Figure contents as structured data
--

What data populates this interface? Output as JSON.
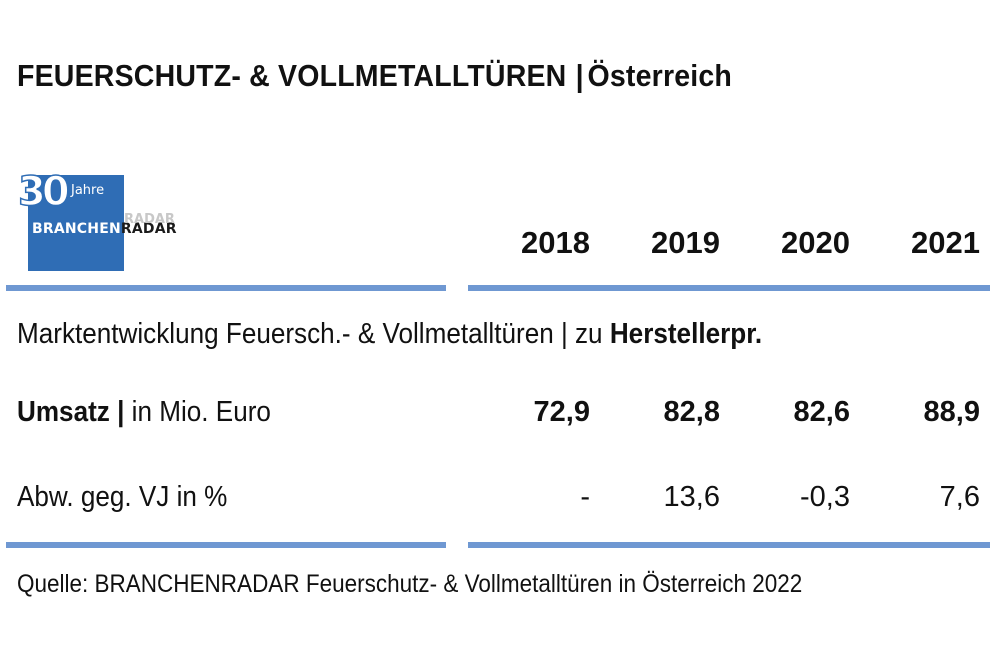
{
  "title": {
    "main": "FEUERSCHUTZ- & VOLLMETALLTÜREN",
    "separator": "|",
    "region": "Österreich"
  },
  "logo": {
    "number": "30",
    "jahre": "Jahre",
    "brand_part1": "BRANCHEN",
    "brand_part2": "RADAR",
    "ghost": "RADAR",
    "color": "#2f6db5"
  },
  "accent_color": "#6f98d2",
  "chart_data": {
    "type": "table",
    "years": [
      "2018",
      "2019",
      "2020",
      "2021"
    ],
    "section": {
      "text": "Marktentwicklung Feuersch.- & Vollmetalltüren | zu ",
      "bold": "Herstellerpr."
    },
    "rows": [
      {
        "label_bold": "Umsatz",
        "label_sep": "|",
        "label_rest": "in Mio. Euro",
        "values": [
          "72,9",
          "82,8",
          "82,6",
          "88,9"
        ],
        "bold": true
      },
      {
        "label_bold": "",
        "label_sep": "",
        "label_rest": "Abw. geg. VJ in %",
        "values": [
          "-",
          "13,6",
          "-0,3",
          "7,6"
        ],
        "bold": false
      }
    ],
    "source": "Quelle: BRANCHENRADAR Feuerschutz- & Vollmetalltüren  in Österreich 2022"
  }
}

--

» **TASK STATEMENT**:
Working from the lines above, reproduce the material exactly and exclude its pictures.

» **EXERCISE SOLUTION**:
What data populates this interface? Output as JSON.
{
  "title": {
    "main": "FEUERSCHUTZ- & VOLLMETALLTÜREN",
    "separator": "|",
    "region": "Österreich"
  },
  "logo": {
    "number": "30",
    "jahre": "Jahre",
    "brand_part1": "BRANCHEN",
    "brand_part2": "RADAR",
    "ghost": "RADAR",
    "color": "#2f6db5"
  },
  "accent_color": "#6f98d2",
  "chart_data": {
    "type": "table",
    "years": [
      "2018",
      "2019",
      "2020",
      "2021"
    ],
    "section": {
      "text": "Marktentwicklung Feuersch.- & Vollmetalltüren | zu ",
      "bold": "Herstellerpr."
    },
    "rows": [
      {
        "label_bold": "Umsatz",
        "label_sep": "|",
        "label_rest": "in Mio. Euro",
        "values": [
          "72,9",
          "82,8",
          "82,6",
          "88,9"
        ],
        "bold": true
      },
      {
        "label_bold": "",
        "label_sep": "",
        "label_rest": "Abw. geg. VJ in %",
        "values": [
          "-",
          "13,6",
          "-0,3",
          "7,6"
        ],
        "bold": false
      }
    ],
    "source": "Quelle: BRANCHENRADAR Feuerschutz- & Vollmetalltüren  in Österreich 2022"
  }
}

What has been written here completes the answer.